**What to do**
Locate each line containing the string "circle" and copy it out.

**Provided data**
####################

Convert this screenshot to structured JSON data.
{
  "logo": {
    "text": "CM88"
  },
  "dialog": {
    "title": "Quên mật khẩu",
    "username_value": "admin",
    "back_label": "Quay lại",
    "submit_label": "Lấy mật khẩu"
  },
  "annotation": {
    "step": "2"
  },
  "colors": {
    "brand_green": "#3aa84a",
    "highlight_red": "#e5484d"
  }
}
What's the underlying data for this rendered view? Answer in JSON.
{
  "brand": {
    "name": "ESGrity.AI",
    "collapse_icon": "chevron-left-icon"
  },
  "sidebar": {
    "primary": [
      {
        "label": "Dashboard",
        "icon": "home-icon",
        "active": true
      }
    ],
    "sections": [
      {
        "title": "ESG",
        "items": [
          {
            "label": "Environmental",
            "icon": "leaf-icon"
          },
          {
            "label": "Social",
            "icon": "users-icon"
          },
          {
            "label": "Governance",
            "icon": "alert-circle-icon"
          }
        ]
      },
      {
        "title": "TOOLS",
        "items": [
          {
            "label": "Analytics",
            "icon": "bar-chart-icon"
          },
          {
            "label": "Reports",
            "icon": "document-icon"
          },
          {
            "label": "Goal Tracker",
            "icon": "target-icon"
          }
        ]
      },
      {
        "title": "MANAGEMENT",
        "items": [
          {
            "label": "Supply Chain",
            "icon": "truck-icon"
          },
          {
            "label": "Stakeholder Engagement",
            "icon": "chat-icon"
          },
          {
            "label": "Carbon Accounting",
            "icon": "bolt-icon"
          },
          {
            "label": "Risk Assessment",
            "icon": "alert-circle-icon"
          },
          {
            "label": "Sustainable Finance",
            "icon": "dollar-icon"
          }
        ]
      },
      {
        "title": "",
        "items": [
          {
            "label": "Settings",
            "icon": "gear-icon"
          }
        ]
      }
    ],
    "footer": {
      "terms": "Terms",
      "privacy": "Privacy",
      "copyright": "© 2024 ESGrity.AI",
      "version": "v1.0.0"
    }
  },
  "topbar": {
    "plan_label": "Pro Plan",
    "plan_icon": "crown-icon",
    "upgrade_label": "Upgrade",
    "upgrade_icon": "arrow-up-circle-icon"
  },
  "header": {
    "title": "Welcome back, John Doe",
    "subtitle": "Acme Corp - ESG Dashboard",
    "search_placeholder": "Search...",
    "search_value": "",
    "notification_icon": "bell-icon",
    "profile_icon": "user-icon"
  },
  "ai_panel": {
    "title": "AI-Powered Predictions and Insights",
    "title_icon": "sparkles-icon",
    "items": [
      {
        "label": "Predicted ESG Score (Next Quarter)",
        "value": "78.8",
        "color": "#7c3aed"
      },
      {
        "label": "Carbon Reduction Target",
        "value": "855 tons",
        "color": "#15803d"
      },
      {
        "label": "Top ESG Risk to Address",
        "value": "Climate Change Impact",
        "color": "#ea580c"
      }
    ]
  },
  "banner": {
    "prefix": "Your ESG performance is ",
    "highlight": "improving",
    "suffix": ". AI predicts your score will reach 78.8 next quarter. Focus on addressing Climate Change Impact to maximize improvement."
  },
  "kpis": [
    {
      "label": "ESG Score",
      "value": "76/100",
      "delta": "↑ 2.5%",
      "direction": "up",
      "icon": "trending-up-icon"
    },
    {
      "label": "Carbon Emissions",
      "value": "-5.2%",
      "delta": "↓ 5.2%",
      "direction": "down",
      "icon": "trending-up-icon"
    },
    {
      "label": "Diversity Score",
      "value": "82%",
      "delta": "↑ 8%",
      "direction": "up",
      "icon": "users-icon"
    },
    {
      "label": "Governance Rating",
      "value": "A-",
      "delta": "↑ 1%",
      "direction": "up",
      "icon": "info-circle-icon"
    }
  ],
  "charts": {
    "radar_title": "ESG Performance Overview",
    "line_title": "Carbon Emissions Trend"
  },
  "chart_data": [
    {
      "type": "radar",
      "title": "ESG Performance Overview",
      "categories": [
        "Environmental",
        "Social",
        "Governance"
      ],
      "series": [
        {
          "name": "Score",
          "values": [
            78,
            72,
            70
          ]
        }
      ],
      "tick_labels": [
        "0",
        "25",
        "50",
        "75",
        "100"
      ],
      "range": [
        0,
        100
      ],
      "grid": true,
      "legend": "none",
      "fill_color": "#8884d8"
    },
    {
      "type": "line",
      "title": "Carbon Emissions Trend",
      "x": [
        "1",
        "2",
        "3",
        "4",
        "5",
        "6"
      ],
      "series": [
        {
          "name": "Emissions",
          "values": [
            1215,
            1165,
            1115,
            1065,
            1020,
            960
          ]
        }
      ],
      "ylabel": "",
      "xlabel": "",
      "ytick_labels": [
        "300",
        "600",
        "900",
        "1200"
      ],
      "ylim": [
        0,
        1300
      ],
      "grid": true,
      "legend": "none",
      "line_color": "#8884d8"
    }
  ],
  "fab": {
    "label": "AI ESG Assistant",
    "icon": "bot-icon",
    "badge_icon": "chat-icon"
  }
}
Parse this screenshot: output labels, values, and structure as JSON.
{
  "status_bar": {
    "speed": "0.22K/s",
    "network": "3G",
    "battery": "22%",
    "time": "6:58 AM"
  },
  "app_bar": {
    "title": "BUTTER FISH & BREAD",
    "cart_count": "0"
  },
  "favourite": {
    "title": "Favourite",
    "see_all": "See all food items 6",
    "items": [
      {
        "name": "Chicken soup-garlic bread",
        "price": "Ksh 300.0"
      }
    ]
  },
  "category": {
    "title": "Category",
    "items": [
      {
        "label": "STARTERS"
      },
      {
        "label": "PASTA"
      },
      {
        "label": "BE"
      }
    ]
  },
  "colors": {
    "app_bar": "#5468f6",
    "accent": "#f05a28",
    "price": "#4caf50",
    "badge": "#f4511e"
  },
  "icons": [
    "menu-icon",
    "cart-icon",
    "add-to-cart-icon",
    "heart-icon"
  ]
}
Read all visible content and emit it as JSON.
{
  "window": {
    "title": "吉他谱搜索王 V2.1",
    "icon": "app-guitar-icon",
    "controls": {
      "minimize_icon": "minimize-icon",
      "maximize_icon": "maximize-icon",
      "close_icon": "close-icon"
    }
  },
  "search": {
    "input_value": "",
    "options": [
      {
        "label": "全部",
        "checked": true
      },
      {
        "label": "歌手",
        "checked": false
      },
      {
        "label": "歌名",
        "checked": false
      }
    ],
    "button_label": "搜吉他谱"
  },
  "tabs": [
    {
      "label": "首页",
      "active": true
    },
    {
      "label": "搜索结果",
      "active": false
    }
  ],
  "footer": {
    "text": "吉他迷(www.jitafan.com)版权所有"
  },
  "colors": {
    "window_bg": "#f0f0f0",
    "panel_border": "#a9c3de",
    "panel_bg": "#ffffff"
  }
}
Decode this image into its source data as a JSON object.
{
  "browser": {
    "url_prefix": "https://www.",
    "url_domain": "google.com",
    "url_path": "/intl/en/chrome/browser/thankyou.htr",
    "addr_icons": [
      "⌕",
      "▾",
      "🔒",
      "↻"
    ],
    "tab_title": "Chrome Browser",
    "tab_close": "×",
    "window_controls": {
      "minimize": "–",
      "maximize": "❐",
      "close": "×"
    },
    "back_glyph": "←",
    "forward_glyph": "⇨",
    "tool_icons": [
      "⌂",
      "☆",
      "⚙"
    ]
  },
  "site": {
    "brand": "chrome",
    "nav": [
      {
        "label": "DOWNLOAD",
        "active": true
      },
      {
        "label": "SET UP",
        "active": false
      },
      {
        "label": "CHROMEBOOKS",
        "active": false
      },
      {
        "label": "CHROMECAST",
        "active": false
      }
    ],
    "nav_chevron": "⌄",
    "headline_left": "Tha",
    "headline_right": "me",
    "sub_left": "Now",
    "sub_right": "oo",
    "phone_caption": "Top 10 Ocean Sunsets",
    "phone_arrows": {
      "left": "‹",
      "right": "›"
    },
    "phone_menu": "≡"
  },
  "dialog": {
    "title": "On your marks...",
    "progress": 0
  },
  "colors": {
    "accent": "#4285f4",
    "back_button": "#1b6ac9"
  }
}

####################

**Expected answer**
            "icon": "alert-circle-icon"
            "icon": "alert-circle-icon"
    "upgrade_icon": "arrow-up-circle-icon"
      "icon": "info-circle-icon"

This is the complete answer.